• _WORK REQUIRED_
Find each line containing the string "objašnjenje" and return it.

• _INFORMATION SUPPLIED_
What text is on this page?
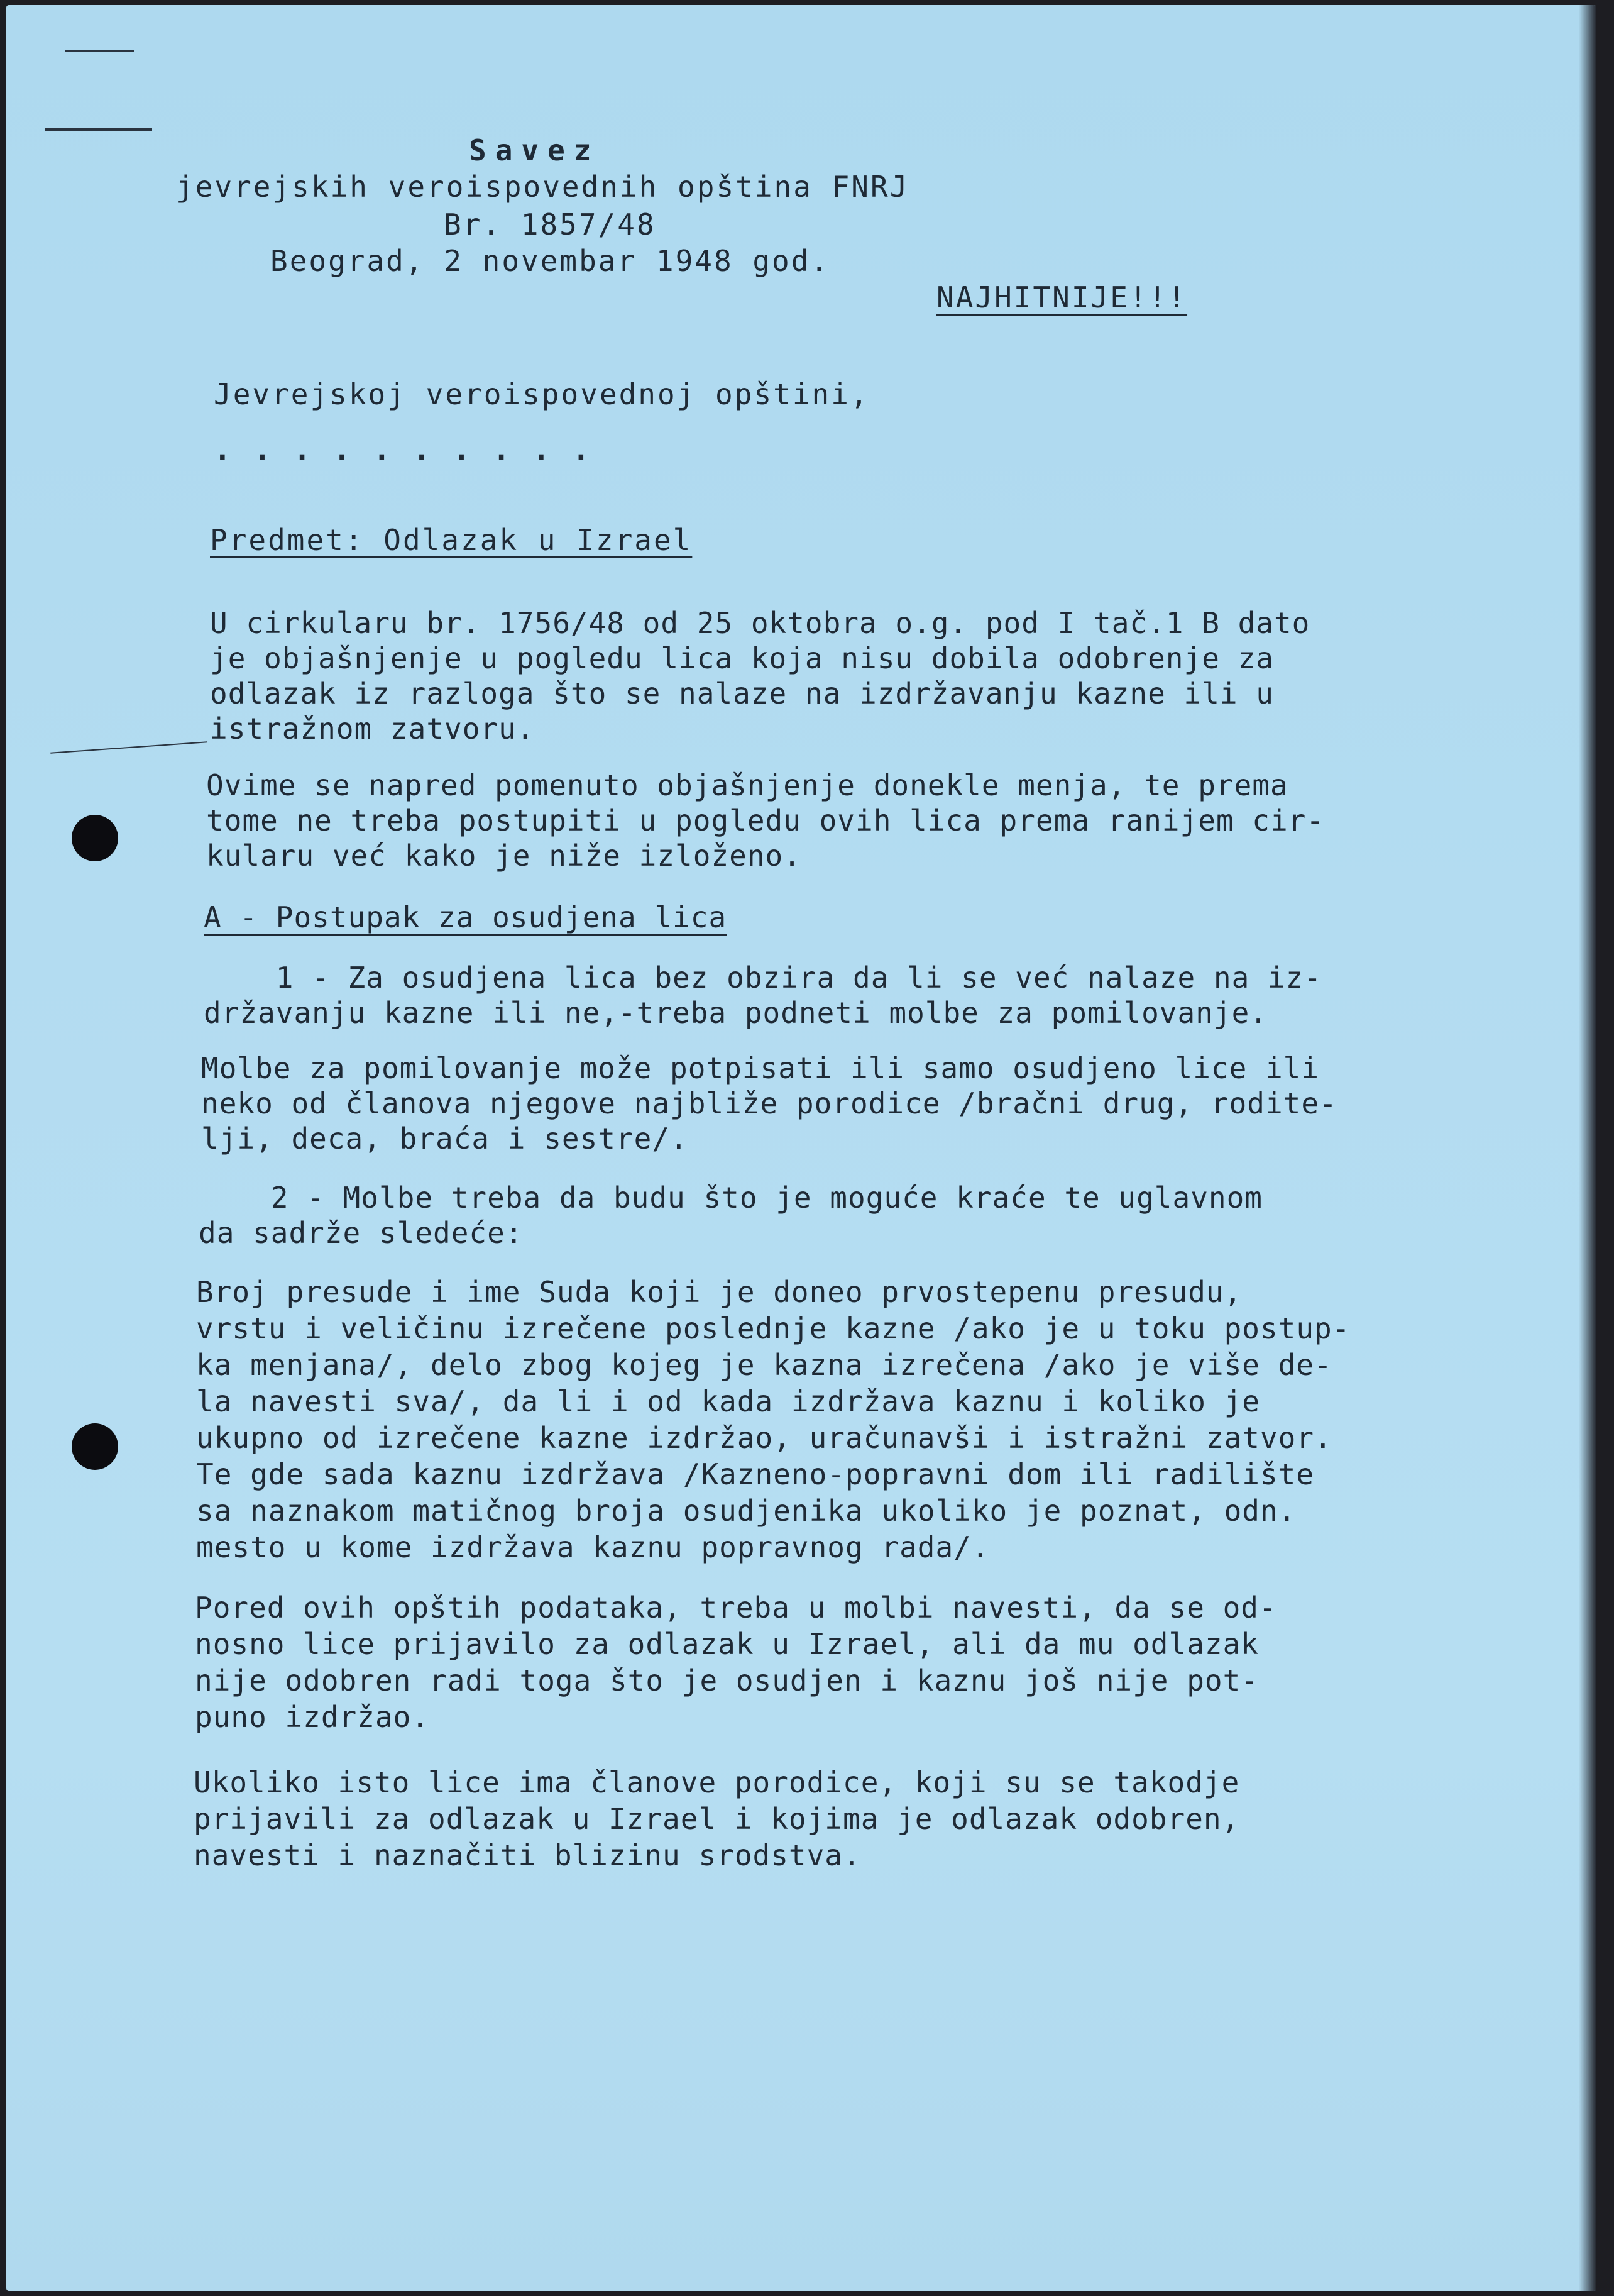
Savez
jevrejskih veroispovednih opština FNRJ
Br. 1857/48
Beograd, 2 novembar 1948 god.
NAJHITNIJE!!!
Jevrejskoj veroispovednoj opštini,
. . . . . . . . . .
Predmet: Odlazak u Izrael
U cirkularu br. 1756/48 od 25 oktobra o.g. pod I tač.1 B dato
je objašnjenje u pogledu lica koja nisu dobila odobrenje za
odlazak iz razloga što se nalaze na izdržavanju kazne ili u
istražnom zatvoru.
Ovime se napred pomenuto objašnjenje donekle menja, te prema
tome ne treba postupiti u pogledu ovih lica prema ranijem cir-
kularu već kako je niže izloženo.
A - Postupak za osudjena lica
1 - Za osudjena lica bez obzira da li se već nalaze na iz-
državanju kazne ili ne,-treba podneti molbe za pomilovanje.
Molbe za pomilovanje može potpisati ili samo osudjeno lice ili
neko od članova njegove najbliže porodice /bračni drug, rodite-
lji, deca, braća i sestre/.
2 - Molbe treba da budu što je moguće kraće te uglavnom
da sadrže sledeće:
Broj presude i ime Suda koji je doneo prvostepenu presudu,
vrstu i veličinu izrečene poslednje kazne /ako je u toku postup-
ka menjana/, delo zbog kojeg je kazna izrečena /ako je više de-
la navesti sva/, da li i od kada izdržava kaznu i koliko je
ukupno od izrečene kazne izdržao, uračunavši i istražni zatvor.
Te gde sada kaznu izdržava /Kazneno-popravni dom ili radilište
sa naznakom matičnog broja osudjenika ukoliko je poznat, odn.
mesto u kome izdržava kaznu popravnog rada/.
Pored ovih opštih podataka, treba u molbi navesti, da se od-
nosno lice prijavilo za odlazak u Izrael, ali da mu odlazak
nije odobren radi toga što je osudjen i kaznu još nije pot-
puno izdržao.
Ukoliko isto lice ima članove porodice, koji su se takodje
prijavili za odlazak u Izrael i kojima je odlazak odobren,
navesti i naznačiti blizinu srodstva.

--

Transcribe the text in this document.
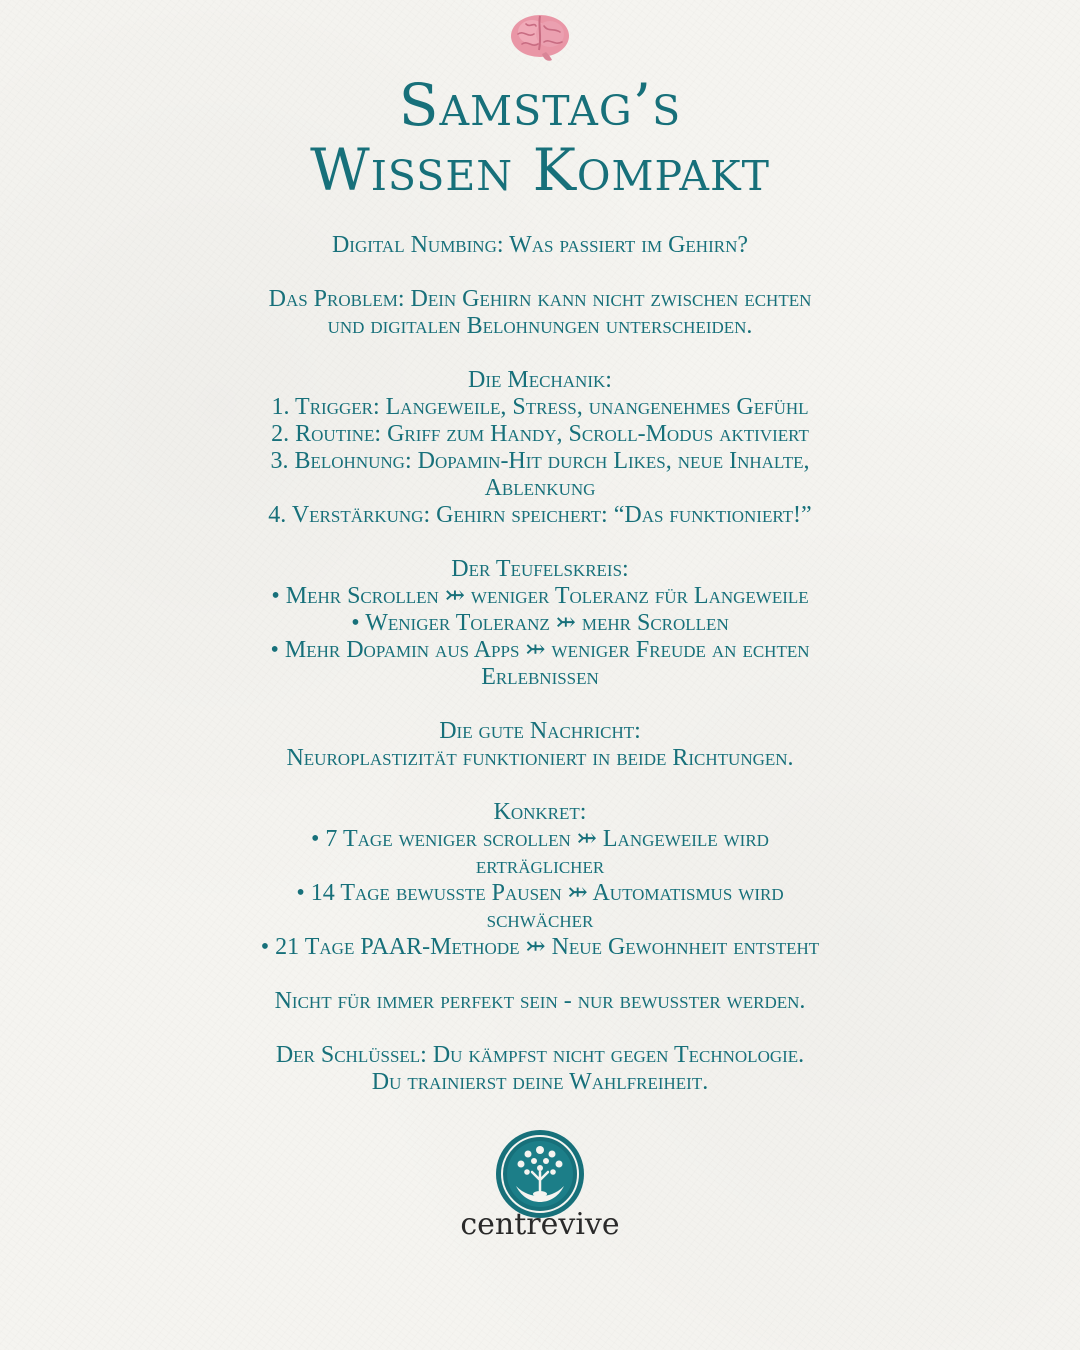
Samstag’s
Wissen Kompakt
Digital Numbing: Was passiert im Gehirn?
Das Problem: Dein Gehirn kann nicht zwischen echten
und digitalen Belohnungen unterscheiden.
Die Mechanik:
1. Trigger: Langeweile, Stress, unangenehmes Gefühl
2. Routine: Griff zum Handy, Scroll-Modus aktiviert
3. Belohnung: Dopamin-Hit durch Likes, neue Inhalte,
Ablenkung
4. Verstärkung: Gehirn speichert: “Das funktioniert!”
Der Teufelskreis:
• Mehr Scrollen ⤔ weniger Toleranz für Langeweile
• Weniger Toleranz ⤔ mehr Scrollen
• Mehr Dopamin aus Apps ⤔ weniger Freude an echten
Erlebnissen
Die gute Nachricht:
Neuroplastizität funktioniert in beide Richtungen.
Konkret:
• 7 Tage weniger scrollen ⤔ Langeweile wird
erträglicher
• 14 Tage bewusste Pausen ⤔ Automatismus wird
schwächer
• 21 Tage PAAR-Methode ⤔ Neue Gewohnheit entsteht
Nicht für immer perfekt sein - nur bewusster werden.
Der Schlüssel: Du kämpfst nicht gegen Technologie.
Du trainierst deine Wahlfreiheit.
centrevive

• _RESULT OF THIS TASK_
je objašnjenje u pogledu lica koja nisu dobila odobrenje za
Ovime se napred pomenuto objašnjenje donekle menja, te prema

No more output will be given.